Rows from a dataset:
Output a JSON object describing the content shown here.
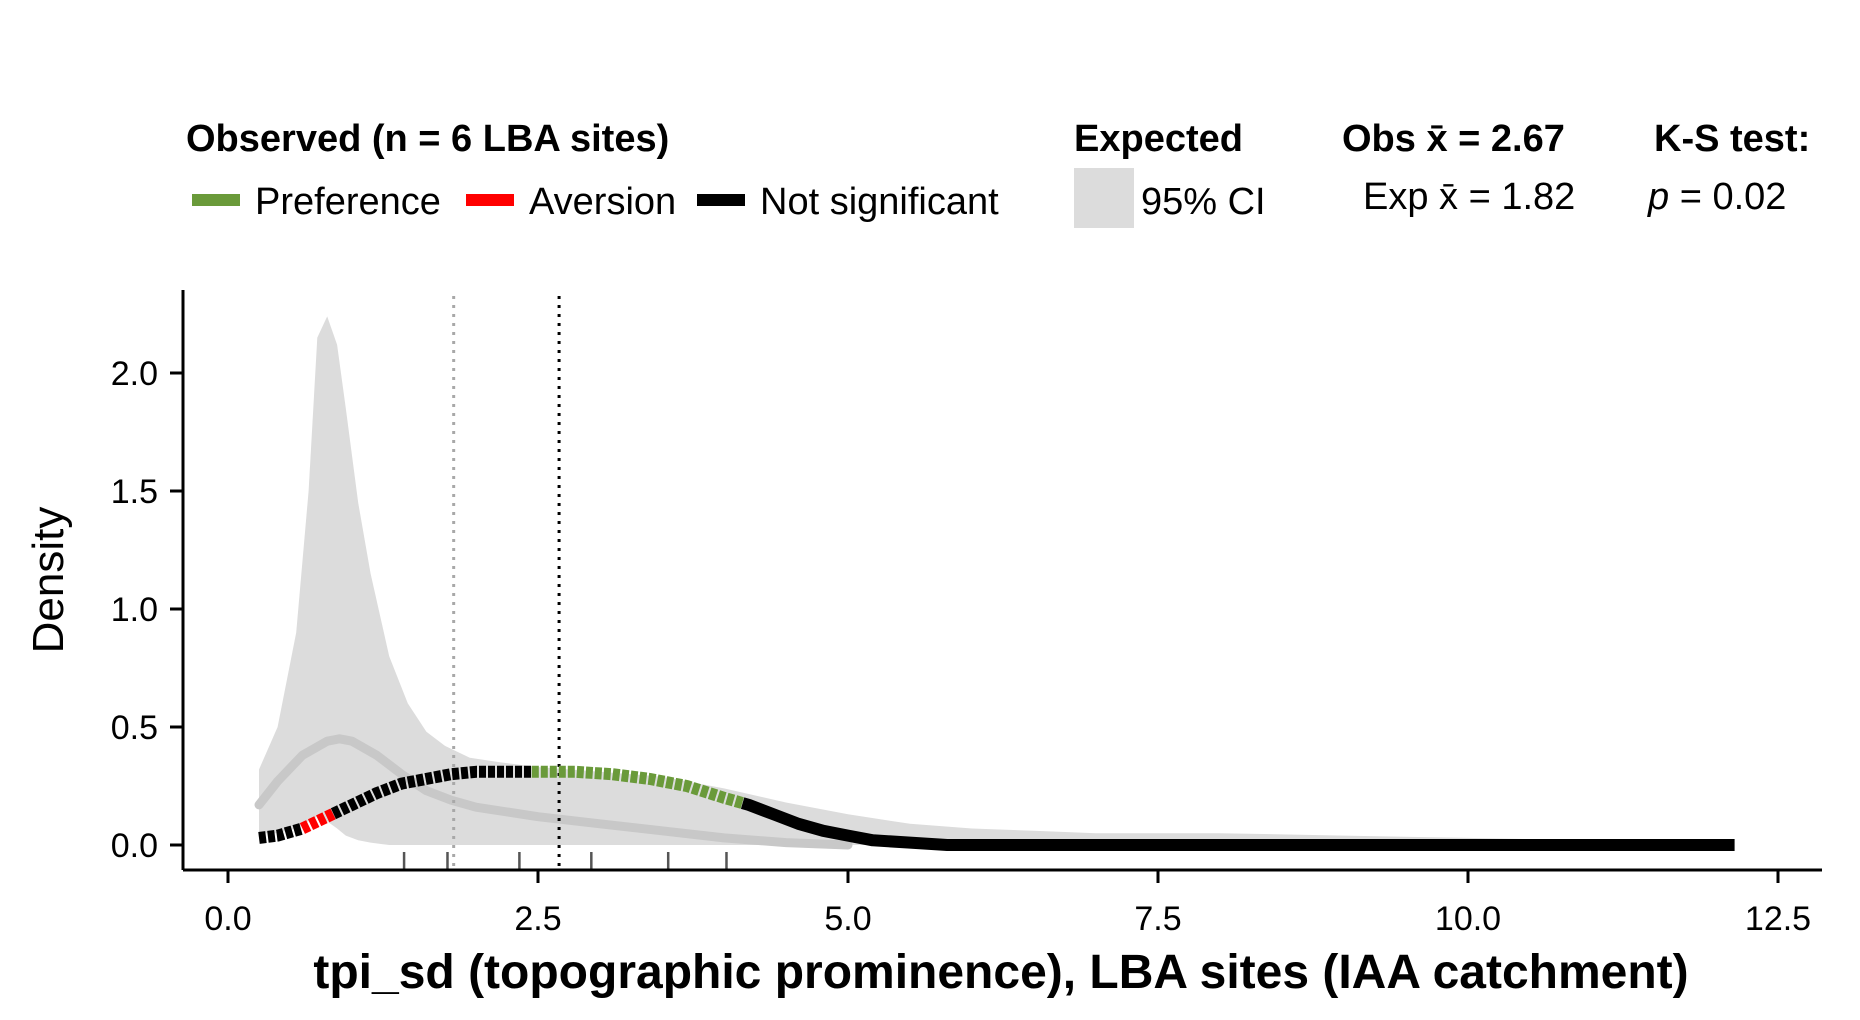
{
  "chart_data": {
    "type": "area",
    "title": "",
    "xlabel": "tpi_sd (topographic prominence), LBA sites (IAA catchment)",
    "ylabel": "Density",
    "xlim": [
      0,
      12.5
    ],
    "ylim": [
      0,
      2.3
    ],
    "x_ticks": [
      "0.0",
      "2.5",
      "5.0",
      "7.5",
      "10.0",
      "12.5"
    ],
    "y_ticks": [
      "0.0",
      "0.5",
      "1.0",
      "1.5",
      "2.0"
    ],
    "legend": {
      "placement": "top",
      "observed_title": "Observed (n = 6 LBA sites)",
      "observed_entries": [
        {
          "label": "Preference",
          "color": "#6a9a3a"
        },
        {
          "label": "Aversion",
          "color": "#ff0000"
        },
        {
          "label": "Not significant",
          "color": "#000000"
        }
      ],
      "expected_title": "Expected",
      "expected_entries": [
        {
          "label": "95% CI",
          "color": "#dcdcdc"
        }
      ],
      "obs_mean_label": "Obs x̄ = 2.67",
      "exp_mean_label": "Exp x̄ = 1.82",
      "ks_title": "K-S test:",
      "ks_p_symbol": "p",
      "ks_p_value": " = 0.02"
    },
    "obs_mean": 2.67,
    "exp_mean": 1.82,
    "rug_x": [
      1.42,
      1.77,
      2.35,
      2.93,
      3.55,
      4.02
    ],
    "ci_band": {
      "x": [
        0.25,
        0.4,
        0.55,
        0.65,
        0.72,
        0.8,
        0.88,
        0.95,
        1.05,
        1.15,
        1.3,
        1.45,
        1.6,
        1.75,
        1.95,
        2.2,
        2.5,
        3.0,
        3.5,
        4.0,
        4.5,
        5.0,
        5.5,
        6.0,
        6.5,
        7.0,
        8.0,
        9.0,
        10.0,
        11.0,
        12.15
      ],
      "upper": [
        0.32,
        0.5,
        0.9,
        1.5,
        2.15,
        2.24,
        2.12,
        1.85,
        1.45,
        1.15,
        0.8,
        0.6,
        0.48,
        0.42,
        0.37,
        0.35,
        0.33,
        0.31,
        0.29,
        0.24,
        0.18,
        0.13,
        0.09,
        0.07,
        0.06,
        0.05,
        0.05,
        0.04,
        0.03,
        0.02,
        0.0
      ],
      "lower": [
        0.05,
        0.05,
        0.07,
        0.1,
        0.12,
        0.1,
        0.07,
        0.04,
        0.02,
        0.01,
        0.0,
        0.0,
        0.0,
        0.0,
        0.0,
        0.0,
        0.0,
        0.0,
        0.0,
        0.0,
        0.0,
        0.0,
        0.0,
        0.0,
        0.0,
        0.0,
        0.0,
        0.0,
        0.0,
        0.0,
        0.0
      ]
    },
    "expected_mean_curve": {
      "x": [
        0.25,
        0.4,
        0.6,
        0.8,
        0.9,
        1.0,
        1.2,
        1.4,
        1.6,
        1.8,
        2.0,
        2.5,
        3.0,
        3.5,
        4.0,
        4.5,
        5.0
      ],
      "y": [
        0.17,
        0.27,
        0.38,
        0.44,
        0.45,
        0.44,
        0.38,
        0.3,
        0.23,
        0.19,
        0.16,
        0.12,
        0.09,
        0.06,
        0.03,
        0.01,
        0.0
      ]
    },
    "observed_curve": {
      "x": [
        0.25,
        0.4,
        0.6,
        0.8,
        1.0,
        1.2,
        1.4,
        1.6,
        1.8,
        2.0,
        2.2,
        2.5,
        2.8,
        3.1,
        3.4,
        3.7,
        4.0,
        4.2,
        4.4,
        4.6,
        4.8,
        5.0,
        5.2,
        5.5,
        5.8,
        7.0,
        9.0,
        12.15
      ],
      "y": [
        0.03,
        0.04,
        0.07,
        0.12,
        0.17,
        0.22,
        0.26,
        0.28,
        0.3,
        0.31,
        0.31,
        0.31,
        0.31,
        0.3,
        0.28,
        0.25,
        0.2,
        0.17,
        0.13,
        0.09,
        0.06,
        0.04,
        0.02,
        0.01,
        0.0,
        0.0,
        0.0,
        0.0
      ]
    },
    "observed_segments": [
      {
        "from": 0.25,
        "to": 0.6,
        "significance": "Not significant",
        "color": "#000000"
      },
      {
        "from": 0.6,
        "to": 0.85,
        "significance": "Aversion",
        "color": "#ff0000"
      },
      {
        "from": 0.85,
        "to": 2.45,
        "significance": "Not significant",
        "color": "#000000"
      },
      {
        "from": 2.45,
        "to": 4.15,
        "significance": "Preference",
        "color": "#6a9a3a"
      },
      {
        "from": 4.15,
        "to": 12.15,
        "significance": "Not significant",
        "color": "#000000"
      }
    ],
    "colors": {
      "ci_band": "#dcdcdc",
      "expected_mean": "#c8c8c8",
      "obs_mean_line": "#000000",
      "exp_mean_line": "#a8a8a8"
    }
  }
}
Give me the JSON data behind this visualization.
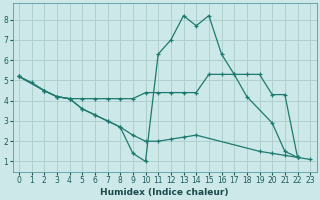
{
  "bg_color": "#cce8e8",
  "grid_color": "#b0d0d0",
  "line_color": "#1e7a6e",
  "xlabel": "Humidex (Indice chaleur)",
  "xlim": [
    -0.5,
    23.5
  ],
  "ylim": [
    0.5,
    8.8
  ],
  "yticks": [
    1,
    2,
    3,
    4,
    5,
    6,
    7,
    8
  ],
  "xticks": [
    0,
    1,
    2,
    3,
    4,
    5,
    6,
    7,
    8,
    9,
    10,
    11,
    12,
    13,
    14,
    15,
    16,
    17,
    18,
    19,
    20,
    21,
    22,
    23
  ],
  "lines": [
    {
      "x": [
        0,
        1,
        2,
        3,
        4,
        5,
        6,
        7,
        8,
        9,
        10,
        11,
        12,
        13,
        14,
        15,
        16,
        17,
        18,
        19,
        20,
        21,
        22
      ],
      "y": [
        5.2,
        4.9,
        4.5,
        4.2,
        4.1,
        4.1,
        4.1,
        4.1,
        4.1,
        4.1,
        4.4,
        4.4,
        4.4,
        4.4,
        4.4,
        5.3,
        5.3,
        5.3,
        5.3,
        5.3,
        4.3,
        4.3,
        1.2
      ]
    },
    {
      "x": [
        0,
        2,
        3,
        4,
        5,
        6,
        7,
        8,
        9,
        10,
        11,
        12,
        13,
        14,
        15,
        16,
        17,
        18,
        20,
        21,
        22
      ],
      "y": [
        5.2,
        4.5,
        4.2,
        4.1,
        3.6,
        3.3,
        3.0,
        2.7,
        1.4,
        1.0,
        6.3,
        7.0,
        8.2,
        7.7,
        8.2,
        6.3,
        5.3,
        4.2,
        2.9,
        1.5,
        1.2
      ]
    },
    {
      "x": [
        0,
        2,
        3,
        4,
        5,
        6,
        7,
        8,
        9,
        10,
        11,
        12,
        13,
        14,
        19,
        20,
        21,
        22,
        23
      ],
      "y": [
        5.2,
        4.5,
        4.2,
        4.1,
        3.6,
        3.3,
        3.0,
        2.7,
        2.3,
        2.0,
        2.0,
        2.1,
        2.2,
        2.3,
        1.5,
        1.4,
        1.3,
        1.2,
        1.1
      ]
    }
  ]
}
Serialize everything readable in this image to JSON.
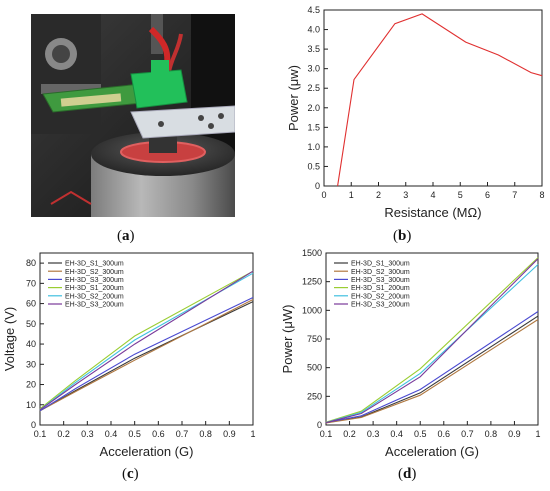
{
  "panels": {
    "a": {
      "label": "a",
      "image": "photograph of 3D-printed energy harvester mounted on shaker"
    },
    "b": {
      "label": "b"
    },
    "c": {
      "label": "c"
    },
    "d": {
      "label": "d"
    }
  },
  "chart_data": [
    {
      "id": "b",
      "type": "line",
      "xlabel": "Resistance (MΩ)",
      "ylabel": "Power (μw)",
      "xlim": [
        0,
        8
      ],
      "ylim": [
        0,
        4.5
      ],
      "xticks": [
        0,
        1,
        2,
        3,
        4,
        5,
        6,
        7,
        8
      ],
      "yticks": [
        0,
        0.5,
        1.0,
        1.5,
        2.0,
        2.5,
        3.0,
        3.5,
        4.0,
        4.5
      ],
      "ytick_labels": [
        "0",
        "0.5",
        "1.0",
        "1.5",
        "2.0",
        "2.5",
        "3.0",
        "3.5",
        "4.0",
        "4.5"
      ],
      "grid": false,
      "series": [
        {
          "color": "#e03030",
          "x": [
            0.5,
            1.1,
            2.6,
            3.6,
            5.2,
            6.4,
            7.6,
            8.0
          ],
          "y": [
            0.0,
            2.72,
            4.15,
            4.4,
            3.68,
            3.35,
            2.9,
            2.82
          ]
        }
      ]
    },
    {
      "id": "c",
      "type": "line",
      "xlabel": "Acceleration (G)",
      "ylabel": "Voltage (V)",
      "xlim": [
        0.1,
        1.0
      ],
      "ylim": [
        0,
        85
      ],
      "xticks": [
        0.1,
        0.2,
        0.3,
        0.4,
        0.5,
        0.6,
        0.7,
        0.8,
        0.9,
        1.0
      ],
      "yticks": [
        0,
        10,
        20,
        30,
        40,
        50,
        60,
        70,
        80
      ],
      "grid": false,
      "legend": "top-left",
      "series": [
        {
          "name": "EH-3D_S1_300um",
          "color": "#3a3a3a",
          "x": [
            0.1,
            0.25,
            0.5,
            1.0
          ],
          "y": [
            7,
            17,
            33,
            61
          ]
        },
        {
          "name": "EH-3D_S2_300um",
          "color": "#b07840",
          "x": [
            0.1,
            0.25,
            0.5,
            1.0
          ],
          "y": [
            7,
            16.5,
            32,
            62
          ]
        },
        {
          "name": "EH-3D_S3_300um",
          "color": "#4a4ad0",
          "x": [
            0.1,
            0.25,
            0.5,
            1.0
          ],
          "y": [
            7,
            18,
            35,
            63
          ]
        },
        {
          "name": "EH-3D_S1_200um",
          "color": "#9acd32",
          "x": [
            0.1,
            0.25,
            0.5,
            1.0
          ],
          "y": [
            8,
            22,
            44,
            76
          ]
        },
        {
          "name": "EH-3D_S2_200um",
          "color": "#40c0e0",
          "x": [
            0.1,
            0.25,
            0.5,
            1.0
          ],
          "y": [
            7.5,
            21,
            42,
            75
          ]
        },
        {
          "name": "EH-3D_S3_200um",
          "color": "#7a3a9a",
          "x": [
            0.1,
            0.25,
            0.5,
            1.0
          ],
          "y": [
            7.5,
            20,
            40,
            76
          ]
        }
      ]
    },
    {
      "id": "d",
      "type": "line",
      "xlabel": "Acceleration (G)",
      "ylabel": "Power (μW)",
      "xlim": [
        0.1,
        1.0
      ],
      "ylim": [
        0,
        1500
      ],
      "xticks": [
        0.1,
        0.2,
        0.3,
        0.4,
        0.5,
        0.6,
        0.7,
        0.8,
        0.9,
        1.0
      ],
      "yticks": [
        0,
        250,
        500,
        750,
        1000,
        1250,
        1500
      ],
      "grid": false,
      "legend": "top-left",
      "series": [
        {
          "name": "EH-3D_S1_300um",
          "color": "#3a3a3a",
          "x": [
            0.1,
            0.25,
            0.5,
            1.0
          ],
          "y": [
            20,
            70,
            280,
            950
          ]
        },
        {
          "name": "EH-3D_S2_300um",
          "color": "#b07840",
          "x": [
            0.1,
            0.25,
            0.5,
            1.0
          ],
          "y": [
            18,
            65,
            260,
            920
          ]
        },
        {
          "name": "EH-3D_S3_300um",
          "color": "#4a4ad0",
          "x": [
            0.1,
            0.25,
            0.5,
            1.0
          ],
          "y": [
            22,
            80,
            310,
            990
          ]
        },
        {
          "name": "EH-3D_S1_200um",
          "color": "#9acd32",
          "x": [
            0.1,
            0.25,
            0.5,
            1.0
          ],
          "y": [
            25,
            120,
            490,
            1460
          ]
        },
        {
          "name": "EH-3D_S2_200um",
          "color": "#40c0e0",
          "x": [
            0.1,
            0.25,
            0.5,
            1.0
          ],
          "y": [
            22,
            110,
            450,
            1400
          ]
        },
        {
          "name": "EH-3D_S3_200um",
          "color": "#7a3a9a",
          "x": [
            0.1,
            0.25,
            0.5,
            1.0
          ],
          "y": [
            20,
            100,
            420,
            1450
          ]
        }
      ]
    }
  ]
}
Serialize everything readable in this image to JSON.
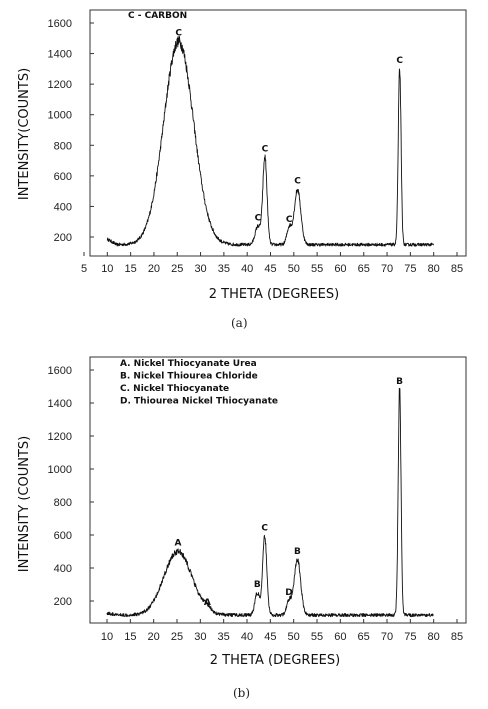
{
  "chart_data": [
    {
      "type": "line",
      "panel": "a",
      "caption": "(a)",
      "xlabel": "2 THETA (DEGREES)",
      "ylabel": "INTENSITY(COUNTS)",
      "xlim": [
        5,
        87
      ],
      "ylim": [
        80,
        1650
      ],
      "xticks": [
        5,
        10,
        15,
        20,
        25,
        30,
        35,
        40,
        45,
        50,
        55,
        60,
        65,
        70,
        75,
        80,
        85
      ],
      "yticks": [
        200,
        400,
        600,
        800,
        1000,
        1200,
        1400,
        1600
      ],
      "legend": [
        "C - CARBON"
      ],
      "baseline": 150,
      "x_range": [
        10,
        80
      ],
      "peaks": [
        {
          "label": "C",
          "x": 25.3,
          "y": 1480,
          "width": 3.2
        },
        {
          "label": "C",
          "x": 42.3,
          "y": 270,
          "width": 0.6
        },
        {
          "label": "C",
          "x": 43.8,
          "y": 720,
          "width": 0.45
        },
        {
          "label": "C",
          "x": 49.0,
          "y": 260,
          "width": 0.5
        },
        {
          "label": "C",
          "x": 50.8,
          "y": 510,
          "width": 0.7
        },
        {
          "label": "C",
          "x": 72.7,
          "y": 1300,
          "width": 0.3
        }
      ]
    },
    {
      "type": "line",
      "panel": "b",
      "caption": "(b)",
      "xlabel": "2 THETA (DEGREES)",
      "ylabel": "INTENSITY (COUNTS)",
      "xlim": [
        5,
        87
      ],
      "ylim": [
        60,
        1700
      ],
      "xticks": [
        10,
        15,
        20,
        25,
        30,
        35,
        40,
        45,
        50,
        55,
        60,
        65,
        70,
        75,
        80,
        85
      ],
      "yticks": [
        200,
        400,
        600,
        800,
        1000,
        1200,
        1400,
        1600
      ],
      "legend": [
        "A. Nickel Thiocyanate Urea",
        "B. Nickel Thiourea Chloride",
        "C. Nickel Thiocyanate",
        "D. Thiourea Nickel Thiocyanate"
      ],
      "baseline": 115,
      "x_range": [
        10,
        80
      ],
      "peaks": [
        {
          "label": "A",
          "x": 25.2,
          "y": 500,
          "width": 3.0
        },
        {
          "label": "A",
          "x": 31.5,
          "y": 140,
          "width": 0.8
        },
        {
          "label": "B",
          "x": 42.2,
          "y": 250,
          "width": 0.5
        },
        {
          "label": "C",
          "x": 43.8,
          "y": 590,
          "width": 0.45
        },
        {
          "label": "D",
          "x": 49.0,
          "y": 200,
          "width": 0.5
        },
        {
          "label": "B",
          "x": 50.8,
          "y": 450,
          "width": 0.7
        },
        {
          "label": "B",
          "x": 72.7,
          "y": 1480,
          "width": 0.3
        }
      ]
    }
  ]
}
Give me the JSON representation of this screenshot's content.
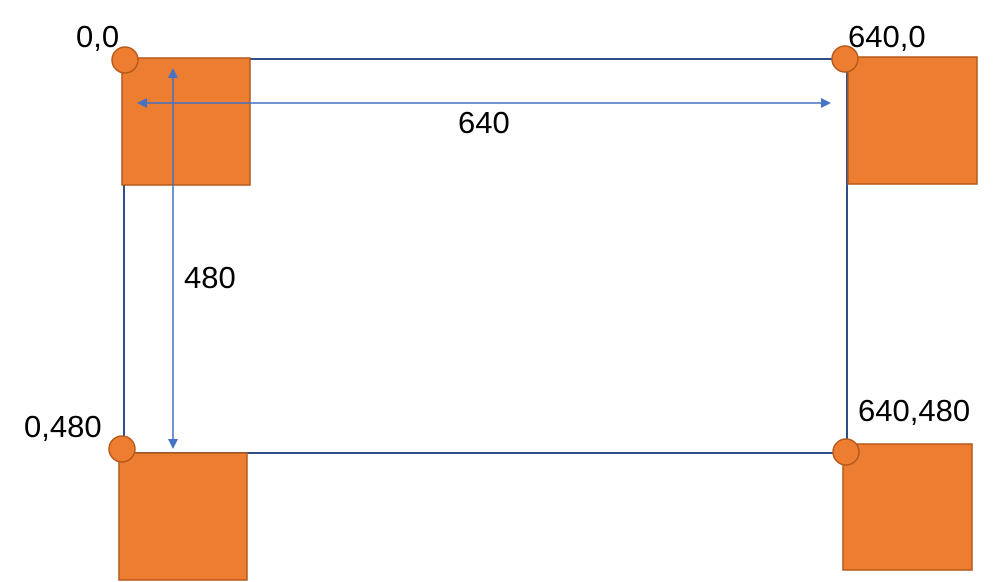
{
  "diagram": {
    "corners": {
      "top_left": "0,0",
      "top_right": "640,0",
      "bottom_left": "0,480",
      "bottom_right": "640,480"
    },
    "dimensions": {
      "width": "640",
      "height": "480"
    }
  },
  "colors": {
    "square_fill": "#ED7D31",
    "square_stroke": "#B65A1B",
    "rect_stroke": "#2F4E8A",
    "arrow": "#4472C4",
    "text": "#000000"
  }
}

=== Do this ===
Gather up, from the records above, each line where the word "INTENSITY" appears.

=== The completed task ===
      "ylabel": "INTENSITY(COUNTS)",
      "ylabel": "INTENSITY (COUNTS)",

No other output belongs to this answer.